* **Data for this task**:
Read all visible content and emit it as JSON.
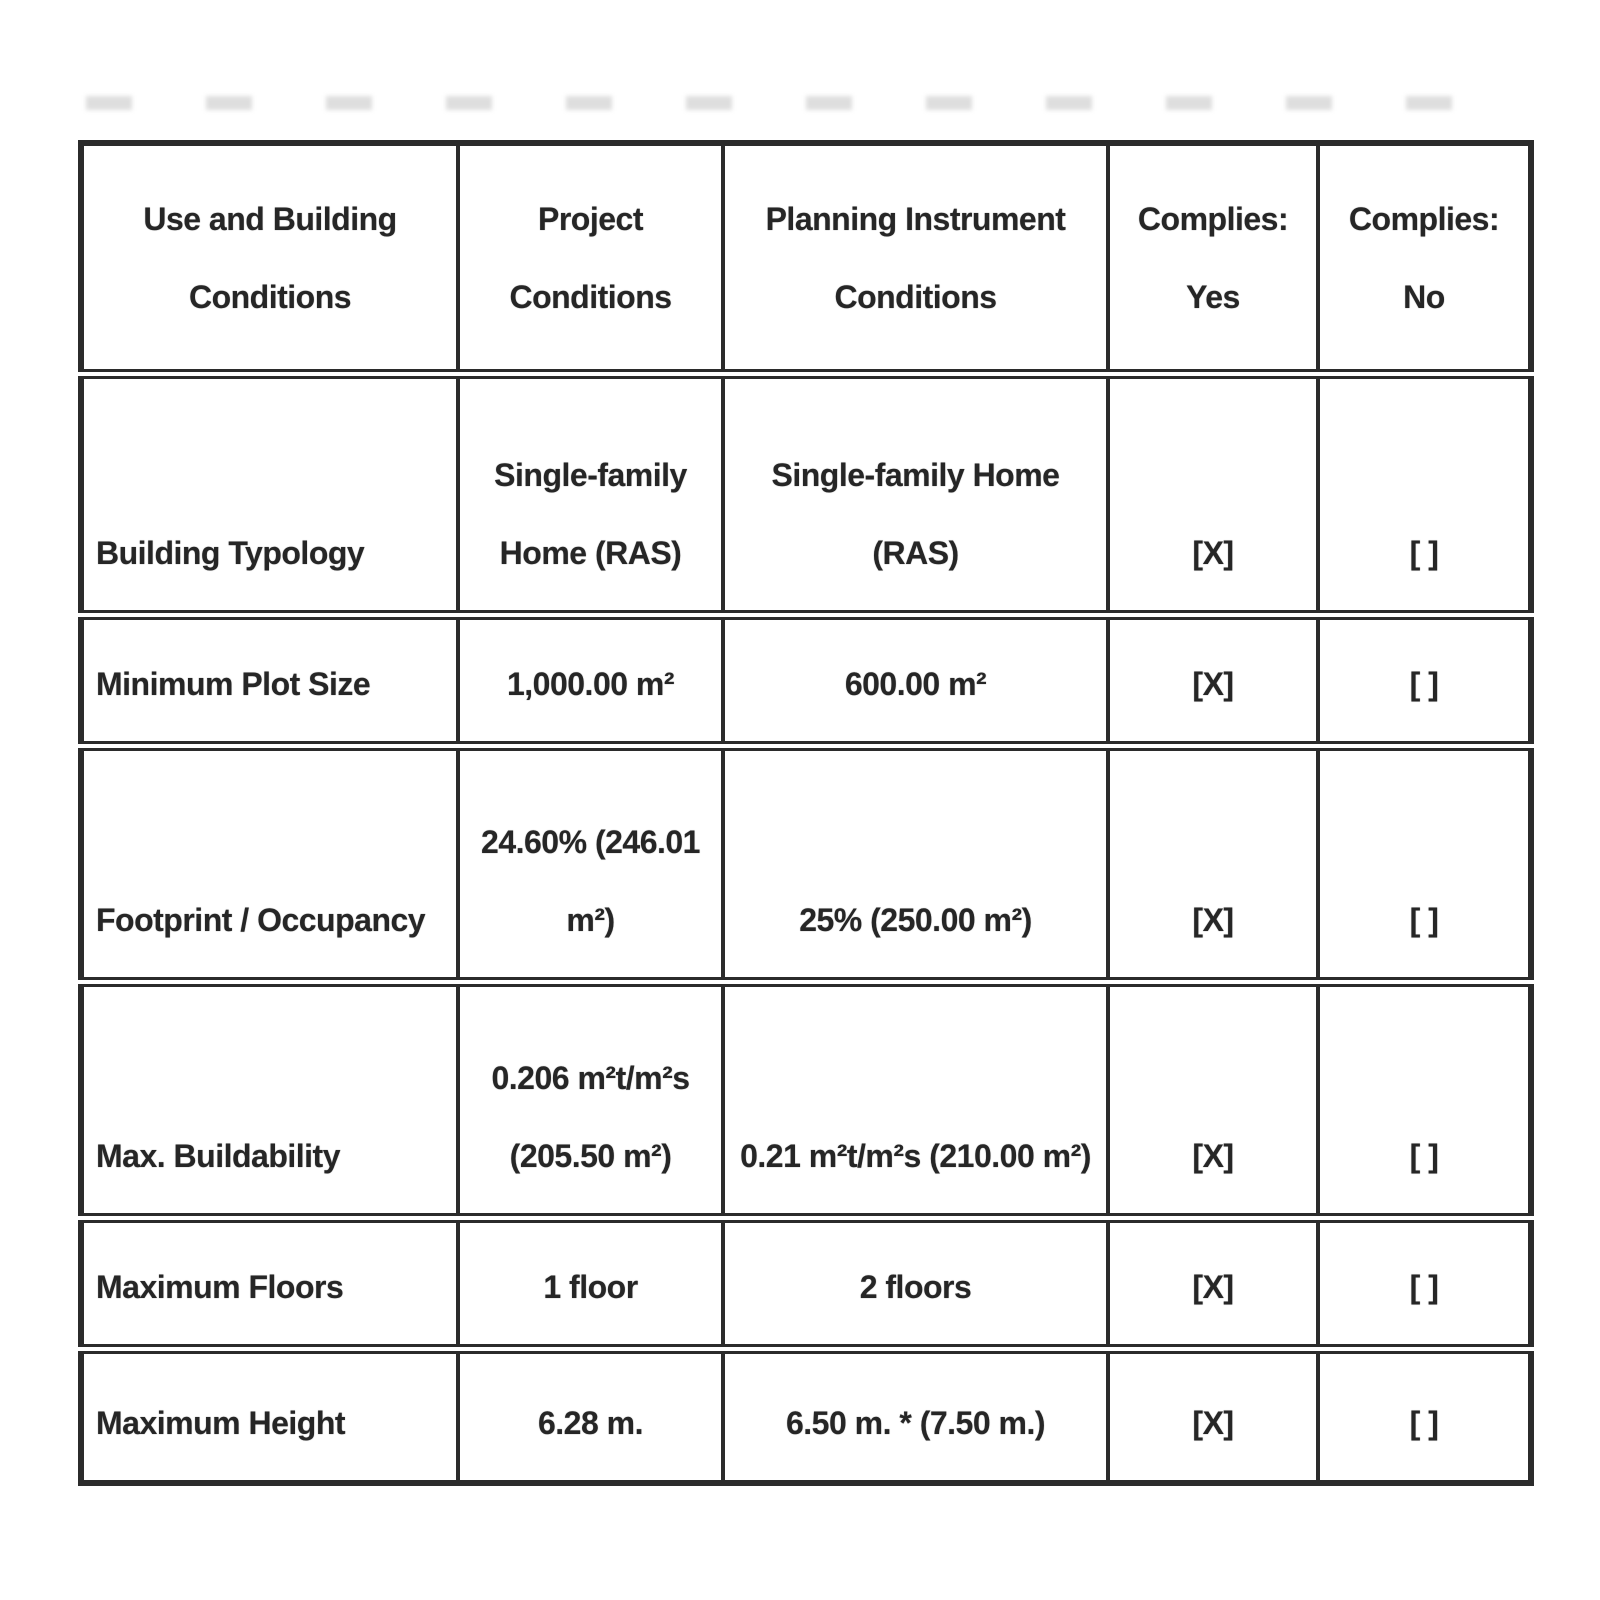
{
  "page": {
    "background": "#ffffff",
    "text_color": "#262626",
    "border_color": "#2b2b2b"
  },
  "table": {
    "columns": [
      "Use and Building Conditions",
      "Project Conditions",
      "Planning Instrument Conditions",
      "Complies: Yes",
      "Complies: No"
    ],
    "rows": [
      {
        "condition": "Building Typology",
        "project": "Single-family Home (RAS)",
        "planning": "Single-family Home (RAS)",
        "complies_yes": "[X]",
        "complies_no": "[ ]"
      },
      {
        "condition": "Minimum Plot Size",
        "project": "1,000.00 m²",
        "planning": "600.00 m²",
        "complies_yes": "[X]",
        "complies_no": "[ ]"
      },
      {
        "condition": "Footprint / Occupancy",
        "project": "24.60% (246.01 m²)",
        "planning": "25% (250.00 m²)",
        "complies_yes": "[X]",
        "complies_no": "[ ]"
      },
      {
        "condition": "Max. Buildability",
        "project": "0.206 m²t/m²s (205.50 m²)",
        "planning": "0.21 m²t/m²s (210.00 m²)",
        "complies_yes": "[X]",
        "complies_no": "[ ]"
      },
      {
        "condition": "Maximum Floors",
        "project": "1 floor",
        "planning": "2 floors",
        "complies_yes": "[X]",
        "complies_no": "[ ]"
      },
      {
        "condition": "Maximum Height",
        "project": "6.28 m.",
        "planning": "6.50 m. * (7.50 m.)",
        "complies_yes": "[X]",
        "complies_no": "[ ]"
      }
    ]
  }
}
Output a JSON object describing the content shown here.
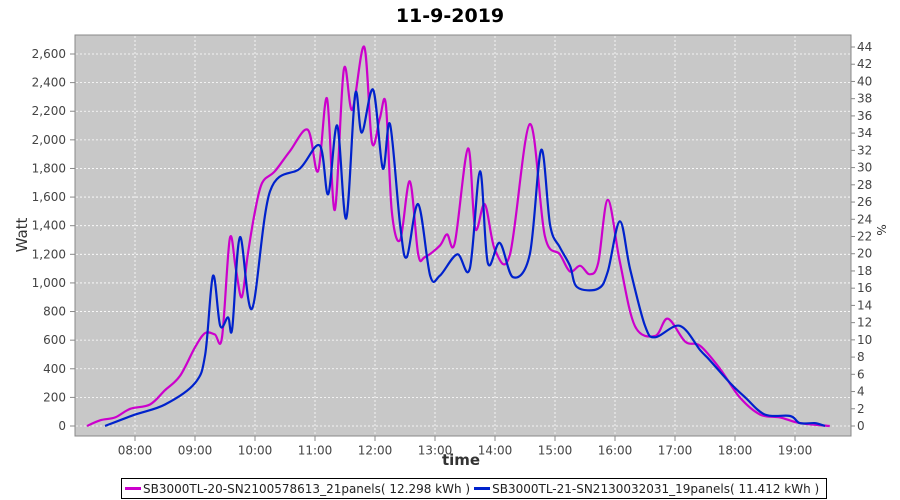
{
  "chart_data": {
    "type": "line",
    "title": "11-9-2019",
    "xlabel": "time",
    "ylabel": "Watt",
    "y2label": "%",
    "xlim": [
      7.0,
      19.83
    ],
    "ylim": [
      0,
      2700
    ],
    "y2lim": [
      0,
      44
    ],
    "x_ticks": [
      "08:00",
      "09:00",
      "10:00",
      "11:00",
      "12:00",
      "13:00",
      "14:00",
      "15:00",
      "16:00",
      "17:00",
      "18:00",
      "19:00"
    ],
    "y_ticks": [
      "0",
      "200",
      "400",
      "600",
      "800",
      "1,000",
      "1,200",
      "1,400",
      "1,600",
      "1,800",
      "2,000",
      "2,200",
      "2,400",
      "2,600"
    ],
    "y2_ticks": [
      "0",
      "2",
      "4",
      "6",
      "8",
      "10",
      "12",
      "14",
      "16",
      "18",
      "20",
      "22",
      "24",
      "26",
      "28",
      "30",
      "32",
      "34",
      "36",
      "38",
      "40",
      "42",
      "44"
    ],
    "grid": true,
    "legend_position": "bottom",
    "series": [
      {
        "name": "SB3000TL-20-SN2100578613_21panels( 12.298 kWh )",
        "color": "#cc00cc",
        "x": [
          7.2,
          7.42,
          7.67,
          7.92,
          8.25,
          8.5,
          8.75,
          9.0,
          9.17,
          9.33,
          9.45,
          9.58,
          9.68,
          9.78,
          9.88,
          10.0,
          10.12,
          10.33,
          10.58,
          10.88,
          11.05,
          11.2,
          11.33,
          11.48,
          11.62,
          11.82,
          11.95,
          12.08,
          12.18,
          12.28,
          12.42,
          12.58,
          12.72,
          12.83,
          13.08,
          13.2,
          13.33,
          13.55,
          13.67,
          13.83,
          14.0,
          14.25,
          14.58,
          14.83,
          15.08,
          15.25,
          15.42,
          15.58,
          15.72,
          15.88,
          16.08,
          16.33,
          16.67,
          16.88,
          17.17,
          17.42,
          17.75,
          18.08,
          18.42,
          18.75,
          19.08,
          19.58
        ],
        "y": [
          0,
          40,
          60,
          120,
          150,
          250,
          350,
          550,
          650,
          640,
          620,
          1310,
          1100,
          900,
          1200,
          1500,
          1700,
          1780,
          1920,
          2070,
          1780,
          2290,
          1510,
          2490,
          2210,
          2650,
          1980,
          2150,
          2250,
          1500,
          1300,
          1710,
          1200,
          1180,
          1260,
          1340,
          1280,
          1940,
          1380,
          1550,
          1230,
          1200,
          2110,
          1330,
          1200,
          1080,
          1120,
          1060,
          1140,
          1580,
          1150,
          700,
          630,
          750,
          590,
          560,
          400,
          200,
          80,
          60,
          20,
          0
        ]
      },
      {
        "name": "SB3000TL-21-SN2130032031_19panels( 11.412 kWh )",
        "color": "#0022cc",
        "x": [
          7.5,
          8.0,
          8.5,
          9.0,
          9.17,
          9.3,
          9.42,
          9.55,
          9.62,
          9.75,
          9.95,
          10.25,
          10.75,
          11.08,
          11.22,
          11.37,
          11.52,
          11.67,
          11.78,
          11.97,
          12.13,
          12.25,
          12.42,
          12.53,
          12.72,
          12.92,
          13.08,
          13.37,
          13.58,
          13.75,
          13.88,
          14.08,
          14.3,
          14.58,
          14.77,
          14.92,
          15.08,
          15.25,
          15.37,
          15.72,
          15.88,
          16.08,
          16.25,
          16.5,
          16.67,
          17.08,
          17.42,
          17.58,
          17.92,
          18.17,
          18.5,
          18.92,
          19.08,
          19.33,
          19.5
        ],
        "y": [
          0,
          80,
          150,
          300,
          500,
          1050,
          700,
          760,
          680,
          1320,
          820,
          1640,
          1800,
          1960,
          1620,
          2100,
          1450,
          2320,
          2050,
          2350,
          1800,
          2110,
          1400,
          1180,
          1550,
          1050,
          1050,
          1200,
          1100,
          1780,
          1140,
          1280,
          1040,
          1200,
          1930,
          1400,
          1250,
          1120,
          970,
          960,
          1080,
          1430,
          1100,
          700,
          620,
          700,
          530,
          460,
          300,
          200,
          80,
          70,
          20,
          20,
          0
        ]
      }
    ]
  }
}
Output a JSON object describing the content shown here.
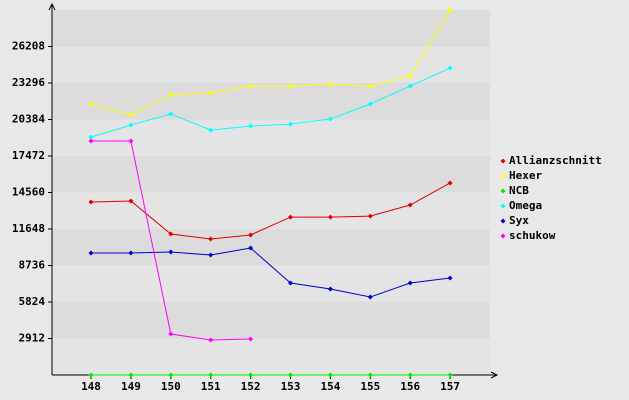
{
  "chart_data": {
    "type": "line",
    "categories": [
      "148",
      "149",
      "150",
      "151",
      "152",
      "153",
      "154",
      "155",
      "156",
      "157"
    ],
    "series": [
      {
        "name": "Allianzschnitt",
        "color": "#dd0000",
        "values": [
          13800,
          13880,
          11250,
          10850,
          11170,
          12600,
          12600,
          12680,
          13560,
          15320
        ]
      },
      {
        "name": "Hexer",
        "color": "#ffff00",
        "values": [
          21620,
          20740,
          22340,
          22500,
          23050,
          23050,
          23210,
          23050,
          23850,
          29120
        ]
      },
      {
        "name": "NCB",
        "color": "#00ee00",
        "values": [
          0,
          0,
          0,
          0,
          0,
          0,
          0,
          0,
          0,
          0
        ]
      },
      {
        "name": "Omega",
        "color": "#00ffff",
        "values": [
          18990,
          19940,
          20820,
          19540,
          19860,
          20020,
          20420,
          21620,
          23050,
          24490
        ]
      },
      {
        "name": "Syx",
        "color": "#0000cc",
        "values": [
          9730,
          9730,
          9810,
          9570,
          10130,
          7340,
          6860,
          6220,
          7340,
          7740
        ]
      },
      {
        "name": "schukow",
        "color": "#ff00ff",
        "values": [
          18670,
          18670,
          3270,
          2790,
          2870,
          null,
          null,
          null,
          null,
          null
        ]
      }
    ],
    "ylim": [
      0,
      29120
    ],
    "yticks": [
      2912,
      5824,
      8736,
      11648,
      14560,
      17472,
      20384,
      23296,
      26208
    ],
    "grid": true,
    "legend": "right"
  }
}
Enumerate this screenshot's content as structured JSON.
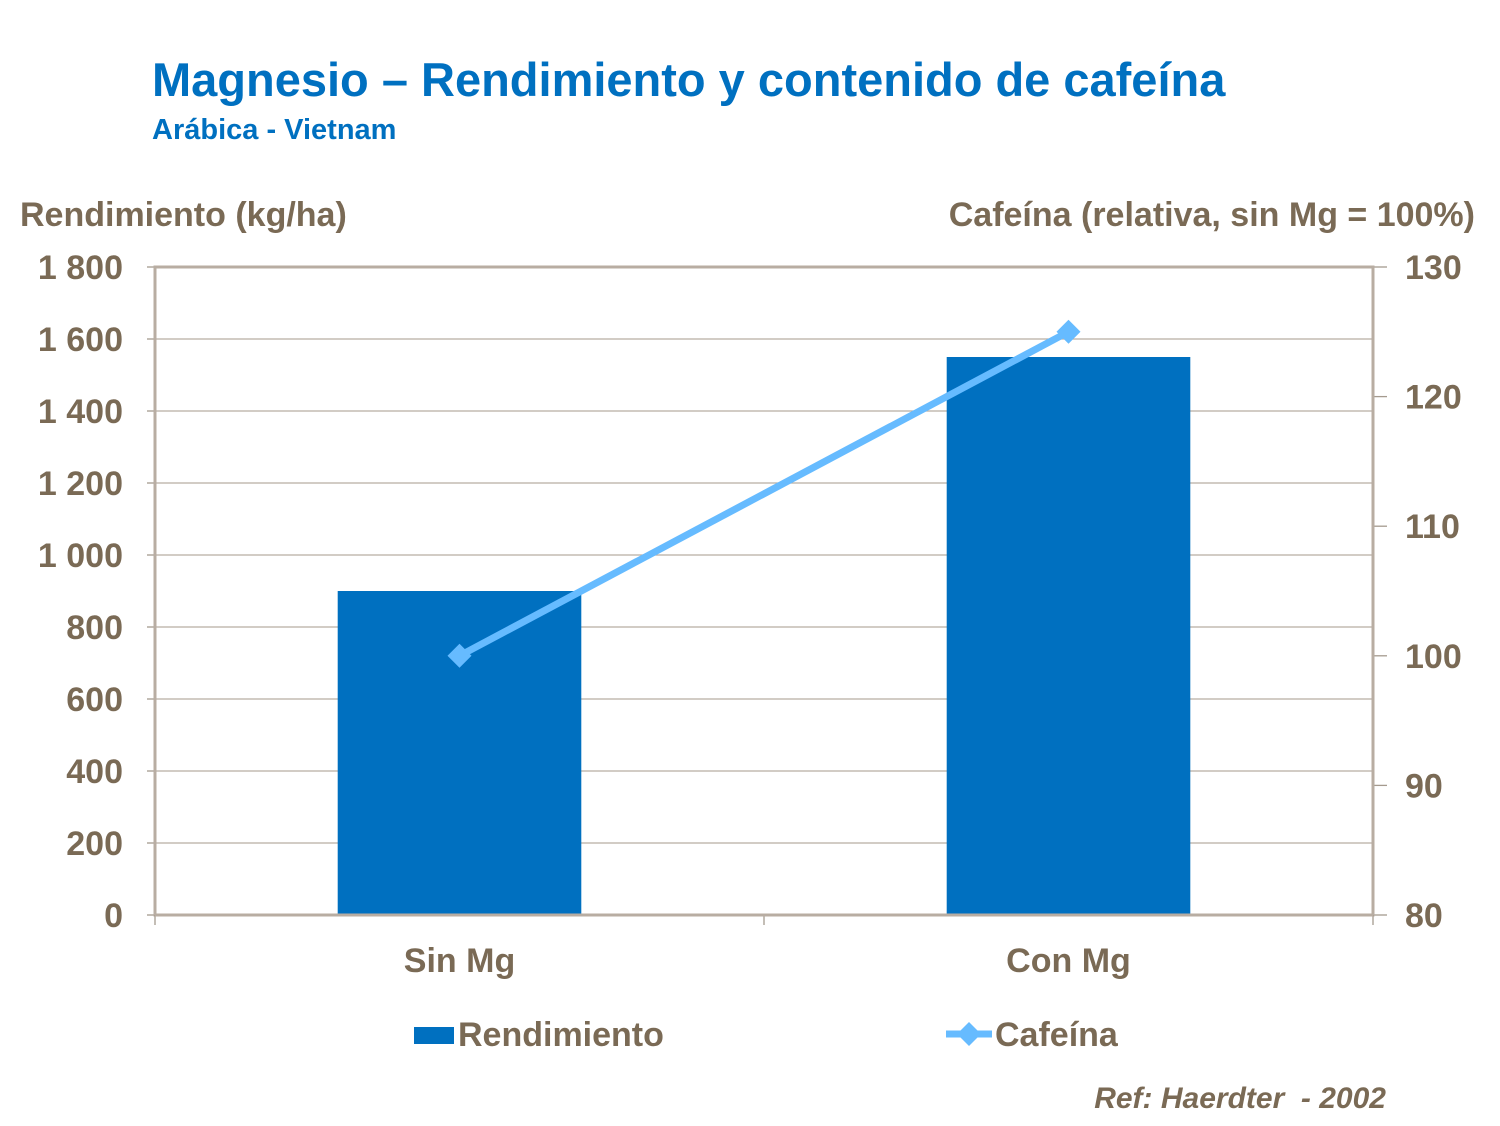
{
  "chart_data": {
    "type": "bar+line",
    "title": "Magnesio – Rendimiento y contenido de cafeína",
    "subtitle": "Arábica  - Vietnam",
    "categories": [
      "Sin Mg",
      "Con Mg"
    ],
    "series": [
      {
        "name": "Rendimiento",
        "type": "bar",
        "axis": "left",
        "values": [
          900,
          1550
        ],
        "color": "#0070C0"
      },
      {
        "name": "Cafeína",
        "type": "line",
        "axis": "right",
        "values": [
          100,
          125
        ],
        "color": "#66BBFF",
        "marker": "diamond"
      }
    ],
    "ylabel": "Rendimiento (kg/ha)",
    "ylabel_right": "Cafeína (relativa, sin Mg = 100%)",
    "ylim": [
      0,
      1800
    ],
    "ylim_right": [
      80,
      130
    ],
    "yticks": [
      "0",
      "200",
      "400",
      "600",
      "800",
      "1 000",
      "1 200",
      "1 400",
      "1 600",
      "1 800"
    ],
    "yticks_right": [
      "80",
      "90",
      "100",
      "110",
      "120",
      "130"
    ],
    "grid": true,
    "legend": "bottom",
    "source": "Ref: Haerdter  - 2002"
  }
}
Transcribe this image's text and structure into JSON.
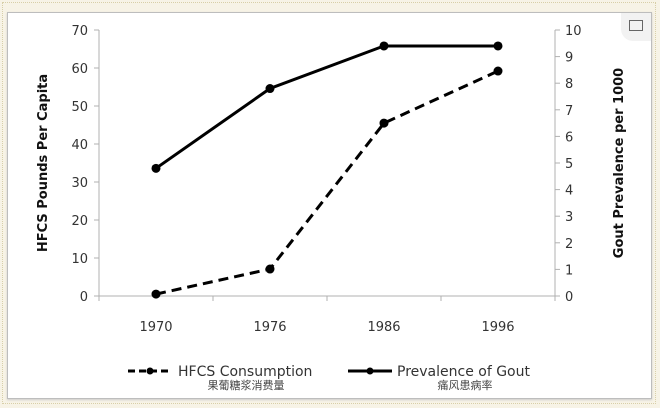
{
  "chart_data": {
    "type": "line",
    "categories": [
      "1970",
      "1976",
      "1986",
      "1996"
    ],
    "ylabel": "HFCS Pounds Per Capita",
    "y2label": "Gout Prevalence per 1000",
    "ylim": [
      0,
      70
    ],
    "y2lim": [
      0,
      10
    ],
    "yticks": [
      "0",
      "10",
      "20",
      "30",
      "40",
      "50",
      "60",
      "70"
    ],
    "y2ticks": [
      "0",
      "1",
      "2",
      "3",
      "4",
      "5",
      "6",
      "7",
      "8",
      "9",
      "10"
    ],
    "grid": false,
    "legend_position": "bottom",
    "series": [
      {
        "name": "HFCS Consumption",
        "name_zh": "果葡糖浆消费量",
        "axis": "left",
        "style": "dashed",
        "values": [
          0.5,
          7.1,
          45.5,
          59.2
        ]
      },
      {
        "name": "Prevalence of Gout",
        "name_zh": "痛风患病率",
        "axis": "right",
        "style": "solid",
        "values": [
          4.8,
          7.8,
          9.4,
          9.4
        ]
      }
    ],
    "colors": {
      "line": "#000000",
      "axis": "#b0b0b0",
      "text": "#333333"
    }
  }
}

* **What is asked**: List all lines from the entries that include the word "Building".

* **Exercise solution**:
      "Use and Building Conditions",
        "condition": "Building Typology",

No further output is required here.